_TASK DIRECTIONS:_ Read the records below. Copy each line where the string "this" occurs.

_INFORMATION SHOWN:_

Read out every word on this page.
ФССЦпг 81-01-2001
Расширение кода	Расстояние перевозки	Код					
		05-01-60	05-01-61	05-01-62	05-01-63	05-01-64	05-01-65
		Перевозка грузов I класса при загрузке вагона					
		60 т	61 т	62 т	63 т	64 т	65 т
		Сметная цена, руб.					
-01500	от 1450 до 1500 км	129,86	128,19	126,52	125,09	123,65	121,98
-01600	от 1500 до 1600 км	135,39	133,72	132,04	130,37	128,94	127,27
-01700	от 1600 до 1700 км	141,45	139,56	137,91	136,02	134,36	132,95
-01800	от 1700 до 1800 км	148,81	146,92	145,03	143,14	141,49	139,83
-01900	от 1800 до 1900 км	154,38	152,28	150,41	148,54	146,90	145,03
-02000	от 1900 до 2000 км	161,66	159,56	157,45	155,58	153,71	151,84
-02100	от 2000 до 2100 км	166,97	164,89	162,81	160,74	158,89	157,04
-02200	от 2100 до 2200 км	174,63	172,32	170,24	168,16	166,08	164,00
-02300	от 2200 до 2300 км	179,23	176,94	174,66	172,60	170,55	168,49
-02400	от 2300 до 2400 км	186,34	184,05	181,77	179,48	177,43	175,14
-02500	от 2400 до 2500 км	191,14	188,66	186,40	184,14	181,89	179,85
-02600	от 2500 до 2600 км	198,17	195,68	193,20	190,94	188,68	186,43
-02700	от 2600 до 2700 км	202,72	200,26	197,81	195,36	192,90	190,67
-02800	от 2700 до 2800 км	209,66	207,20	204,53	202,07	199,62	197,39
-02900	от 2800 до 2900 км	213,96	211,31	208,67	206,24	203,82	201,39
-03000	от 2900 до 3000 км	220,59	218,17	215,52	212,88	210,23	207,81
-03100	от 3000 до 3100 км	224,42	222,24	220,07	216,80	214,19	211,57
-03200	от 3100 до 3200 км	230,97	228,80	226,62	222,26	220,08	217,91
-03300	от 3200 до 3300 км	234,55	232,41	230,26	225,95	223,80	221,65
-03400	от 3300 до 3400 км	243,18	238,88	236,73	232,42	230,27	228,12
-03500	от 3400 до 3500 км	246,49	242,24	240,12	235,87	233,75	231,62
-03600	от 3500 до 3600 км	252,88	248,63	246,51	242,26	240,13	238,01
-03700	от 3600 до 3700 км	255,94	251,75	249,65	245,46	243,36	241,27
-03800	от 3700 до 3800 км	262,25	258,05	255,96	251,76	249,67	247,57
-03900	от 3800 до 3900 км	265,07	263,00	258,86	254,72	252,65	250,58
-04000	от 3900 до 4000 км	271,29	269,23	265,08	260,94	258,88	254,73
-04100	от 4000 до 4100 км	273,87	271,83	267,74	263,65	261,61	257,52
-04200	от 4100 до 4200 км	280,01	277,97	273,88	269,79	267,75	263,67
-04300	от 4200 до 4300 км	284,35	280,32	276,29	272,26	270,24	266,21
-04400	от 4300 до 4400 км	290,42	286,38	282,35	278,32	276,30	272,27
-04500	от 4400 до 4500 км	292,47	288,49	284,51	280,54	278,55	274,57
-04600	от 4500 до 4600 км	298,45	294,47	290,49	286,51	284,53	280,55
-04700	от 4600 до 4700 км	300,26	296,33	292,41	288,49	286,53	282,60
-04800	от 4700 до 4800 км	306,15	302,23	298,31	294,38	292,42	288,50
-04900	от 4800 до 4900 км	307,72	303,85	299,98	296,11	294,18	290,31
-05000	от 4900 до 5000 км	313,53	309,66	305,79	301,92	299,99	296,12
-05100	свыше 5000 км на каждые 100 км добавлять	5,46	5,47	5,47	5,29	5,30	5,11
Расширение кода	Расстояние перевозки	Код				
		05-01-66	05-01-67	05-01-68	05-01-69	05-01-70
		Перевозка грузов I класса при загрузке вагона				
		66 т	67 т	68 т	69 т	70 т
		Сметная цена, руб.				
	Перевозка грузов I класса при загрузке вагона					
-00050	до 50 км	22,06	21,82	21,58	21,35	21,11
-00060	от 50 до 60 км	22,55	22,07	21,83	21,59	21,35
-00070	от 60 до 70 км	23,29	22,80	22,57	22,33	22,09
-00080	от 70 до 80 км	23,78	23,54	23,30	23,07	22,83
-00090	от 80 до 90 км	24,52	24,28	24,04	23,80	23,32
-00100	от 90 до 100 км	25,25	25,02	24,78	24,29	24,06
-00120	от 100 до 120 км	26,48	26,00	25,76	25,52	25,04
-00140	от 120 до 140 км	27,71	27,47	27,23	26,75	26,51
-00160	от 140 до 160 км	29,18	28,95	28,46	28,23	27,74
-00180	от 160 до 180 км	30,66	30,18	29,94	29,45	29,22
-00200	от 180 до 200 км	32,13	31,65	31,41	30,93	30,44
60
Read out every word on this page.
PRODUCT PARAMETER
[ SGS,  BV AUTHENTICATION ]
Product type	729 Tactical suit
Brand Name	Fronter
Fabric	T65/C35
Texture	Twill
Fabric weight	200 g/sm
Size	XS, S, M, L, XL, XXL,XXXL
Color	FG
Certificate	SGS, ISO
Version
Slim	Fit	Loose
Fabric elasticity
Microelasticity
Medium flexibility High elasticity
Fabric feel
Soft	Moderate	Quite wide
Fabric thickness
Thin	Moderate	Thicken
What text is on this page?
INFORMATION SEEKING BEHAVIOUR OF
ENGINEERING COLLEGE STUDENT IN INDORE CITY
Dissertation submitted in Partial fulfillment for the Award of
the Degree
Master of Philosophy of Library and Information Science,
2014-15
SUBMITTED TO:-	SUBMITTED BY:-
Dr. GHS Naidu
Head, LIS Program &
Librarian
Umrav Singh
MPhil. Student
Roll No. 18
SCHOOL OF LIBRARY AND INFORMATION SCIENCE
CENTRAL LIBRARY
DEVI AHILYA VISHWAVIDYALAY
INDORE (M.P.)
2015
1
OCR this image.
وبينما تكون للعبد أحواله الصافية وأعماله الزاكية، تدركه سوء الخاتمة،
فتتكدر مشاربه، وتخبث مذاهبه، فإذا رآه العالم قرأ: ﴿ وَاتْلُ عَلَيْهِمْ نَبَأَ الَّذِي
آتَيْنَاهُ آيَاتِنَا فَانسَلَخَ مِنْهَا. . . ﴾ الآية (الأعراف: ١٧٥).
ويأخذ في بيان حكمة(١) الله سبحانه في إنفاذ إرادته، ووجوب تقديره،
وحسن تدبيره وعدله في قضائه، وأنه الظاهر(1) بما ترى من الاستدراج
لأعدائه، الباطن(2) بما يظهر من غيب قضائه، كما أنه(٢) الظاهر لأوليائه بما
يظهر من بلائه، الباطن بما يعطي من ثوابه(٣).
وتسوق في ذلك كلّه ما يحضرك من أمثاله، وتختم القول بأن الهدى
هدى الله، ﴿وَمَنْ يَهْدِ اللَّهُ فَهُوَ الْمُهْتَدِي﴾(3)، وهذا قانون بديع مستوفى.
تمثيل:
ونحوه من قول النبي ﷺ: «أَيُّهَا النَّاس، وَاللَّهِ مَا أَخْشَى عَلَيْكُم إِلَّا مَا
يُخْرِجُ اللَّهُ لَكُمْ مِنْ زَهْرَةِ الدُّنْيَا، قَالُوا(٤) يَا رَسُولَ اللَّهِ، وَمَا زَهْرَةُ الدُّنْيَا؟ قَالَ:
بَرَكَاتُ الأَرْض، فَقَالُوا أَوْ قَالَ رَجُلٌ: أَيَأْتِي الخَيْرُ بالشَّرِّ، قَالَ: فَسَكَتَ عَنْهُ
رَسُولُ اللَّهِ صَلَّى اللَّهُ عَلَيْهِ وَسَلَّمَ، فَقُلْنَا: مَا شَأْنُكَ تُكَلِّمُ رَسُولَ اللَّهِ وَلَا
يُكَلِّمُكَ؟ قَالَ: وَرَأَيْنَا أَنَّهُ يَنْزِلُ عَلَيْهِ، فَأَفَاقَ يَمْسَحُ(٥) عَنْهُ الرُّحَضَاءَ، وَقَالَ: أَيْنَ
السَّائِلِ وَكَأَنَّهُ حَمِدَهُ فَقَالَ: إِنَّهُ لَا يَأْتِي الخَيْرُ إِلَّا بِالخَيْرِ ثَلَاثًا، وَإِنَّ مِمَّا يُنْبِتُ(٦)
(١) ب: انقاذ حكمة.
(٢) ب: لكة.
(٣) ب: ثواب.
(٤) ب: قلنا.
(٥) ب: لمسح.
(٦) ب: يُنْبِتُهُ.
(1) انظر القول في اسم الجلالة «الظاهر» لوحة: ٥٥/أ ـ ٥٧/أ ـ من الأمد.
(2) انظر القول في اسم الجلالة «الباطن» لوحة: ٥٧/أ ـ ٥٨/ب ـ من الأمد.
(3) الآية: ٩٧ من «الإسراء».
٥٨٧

_THE COMPLETED TASK:_
Read out every word on this page.
Read out every word on this page.
What text is on this page?
OCR this image.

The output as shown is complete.